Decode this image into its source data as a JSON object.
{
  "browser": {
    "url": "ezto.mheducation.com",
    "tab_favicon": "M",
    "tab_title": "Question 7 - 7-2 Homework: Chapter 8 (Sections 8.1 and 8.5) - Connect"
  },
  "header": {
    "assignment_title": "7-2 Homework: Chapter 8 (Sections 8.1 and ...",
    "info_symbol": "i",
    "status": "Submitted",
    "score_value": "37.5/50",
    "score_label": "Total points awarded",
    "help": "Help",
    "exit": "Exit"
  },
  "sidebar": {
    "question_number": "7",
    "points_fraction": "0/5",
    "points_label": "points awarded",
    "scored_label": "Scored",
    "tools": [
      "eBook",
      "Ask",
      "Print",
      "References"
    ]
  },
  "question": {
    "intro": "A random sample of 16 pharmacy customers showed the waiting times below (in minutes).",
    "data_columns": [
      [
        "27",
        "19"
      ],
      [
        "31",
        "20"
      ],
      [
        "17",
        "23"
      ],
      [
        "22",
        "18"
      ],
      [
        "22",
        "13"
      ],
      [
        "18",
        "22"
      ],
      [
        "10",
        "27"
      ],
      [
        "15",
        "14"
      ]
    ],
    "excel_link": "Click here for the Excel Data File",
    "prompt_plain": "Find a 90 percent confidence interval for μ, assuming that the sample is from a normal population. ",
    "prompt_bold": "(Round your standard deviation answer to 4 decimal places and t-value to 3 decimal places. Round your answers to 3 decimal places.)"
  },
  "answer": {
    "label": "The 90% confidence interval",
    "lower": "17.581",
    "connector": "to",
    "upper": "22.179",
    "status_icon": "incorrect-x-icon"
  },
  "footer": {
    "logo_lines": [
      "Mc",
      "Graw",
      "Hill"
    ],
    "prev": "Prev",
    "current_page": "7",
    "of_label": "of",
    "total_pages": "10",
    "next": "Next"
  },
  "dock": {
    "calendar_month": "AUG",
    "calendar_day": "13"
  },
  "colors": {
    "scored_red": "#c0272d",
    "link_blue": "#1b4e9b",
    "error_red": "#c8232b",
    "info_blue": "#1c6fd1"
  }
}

-*-

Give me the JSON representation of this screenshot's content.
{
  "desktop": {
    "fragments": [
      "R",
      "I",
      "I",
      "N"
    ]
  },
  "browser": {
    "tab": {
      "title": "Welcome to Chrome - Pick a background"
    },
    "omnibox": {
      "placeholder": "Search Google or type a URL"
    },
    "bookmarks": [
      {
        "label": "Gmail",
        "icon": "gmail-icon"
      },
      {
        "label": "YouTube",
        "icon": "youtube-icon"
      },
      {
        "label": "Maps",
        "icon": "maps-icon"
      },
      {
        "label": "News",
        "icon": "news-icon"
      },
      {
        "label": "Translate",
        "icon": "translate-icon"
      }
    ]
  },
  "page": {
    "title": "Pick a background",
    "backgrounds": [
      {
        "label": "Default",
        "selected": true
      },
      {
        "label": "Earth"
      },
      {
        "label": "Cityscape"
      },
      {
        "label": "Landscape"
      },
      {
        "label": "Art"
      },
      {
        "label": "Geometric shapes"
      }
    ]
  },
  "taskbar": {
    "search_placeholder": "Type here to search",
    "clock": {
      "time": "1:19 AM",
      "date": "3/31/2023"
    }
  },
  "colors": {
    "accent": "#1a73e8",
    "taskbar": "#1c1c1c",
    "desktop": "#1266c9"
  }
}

-*-

Exercise: From the data, pick out every line that includes "Homework".

Response to the exercise:
    "tab_title": "Question 7 - 7-2 Homework: Chapter 8 (Sections 8.1 and 8.5) - Connect"
    "assignment_title": "7-2 Homework: Chapter 8 (Sections 8.1 and ...",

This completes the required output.